DOCUMENT:
──────────────────────────────

Lite-Brite is a toy that was originally marketed in 1967. It consists of a light box with small colored plastic pegs that fit into a panel and illuminate to create a lit picture, by either using one of the included templates or creating a "freeform" image on a blank sheet of black paper.

History
Lite-Brite was invented by Burt Meyer, Dalia Verbickas, and Joseph M. Burck at Chicago toy and game design company Marvin Glass and Associates, which licensed the invention to Hasbro. Meyer led the project, Verbikas posited the idea of using a translucent material to direct colored light, and Burck designed the toy itself. Lite-Brite was named one of the top 100 toys of all time by Time magazine and was inducted to the National Toy Hall of Fame in 2022.

Description
Lite-Brite allows the artist to create a glowing picture by punching multi-colored translucent plastic pegs through opaque black paper. Using a standard light bulb, the light is blocked by the black paper except where the pegs conduct the light. When lit, the pegs have an appearance similar to that of LEDs.

There are eight peg colors: red, blue, orange, white (clear/colorless), green, yellow, pink, and violet (purple). In the event that pegs were lost or damaged, Hasbro provided refills and/or new colors.

──────────────────────────────

RECORDED DATA:
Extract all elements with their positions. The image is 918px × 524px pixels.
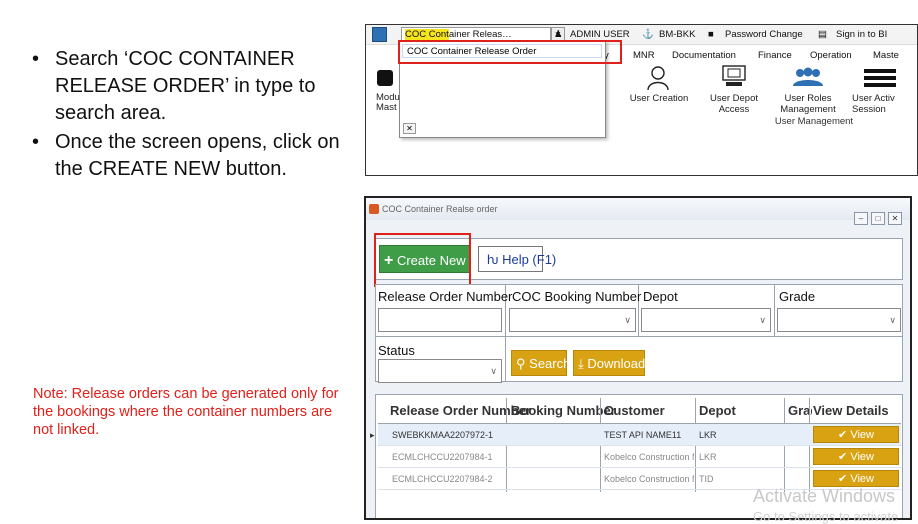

──────────────────────────────

LIST OF TASKS:
1 – Print the passage of the Lite-Brite text starting at "Description" and ending at "that of LEDs.".
2 – According to the Lite-Brite text, why does the picture glow only where the pegs are placed? Answer in one to three sentences.

EXPECTED RESULTS:
1 –
Description
Lite-Brite allows the artist to create a glowing picture by punching multi-colored translucent plastic pegs through opaque black paper. Using a standard light bulb, the light is blocked by the black paper except where the pegs conduct the light. When lit, the pegs have an appearance similar to that of LEDs.

2 – The opaque black paper blocks the light from the bulb, and only the translucent pegs punched through it conduct the light. The light therefore shows only at the pegs, which makes the picture glow.